#### [Aim]
Pick out each line of the records in which the word "clubes" appears.

start

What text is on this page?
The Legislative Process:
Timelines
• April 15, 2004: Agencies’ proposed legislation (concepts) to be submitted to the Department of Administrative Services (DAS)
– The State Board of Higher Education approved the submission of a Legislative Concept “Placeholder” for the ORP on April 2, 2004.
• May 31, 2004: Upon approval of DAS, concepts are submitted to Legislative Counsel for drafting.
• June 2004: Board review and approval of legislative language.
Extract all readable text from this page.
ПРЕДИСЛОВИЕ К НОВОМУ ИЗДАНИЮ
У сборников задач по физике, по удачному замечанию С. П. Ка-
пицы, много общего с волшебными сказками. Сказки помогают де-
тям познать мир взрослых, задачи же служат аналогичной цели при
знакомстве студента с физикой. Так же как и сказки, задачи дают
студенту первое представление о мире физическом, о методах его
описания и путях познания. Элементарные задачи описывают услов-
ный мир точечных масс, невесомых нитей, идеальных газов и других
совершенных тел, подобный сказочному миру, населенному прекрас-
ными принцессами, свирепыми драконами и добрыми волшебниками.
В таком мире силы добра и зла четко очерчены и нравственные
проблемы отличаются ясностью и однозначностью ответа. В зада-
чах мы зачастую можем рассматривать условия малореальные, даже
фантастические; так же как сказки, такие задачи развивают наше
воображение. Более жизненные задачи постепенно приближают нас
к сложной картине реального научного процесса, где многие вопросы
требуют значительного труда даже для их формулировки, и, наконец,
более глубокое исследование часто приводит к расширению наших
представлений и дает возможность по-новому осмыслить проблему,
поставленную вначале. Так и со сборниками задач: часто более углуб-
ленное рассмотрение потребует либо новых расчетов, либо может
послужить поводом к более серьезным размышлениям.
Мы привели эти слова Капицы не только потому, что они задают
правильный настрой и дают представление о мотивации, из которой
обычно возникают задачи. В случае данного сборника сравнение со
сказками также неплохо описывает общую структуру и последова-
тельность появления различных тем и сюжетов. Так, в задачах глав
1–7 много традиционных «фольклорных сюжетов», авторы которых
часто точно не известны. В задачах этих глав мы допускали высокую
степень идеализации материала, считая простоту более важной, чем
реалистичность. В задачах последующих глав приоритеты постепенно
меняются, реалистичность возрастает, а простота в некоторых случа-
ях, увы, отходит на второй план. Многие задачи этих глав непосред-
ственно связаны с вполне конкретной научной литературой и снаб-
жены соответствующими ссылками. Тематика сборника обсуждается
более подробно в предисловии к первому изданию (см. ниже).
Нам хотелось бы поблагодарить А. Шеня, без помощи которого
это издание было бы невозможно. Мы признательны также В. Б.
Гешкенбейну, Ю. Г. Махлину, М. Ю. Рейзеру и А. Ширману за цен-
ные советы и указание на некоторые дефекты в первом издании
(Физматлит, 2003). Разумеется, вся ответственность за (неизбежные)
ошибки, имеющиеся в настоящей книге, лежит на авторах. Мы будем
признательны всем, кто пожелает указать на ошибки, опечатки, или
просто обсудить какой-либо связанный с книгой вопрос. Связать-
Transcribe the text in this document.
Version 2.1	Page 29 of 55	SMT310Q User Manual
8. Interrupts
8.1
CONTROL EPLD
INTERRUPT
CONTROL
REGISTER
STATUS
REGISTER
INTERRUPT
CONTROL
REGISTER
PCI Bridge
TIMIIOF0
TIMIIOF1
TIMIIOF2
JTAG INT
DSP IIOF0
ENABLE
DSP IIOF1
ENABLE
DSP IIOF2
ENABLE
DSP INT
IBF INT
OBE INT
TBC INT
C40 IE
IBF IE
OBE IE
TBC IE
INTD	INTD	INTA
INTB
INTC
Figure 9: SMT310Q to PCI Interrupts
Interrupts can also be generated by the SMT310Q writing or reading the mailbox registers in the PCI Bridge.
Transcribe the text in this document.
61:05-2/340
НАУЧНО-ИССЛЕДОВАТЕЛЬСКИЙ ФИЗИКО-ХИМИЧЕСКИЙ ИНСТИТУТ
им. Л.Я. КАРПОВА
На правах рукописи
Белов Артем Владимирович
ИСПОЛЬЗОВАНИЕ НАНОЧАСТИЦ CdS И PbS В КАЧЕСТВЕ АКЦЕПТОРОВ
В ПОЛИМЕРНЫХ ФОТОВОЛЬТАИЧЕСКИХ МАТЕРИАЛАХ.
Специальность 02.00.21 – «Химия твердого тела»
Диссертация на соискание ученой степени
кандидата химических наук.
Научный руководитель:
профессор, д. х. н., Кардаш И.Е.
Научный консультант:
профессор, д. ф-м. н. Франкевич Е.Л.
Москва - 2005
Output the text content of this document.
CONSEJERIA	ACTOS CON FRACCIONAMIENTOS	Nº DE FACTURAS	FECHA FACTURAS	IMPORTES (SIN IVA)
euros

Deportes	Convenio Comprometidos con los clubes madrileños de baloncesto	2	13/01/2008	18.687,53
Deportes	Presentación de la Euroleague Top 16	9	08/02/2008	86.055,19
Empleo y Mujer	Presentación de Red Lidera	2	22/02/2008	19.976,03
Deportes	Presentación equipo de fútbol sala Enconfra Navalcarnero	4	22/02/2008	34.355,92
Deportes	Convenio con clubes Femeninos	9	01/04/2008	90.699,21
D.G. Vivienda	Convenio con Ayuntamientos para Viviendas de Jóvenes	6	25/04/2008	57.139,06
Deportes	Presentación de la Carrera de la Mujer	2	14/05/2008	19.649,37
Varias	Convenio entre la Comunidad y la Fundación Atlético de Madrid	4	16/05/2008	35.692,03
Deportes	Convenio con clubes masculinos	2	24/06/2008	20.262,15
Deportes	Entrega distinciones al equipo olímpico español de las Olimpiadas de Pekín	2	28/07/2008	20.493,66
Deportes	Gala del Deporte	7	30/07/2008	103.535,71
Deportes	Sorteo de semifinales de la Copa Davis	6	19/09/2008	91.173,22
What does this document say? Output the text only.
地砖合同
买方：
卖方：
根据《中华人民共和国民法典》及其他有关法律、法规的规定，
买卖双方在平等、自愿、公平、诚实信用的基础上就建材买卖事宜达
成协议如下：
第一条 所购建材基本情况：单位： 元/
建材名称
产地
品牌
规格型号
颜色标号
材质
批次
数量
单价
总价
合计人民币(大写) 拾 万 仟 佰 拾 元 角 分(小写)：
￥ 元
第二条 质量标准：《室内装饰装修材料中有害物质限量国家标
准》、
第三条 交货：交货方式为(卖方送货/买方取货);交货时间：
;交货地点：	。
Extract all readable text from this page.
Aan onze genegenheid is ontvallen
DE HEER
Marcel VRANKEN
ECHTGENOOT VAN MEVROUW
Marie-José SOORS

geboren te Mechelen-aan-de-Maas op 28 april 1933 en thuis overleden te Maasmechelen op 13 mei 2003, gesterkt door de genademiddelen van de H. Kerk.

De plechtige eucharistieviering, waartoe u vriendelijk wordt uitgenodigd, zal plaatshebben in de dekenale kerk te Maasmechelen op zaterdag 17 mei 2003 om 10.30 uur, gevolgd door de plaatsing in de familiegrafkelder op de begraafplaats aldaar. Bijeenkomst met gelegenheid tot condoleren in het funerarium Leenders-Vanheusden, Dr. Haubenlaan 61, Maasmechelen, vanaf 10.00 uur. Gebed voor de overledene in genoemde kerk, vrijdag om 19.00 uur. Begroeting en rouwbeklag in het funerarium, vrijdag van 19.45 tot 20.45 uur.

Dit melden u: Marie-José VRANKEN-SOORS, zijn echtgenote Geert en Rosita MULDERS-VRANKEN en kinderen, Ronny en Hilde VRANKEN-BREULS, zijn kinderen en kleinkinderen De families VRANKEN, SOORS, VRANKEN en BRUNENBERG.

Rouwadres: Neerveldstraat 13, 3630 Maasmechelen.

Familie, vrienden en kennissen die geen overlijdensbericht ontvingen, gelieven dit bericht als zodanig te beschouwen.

end

#### [Completed exercise]
Deportes	Convenio Comprometidos con los clubes madrileños de baloncesto	2	13/01/2008	18.687,53
Deportes	Convenio con clubes Femeninos	9	01/04/2008	90.699,21
Deportes	Convenio con clubes masculinos	2	24/06/2008	20.262,15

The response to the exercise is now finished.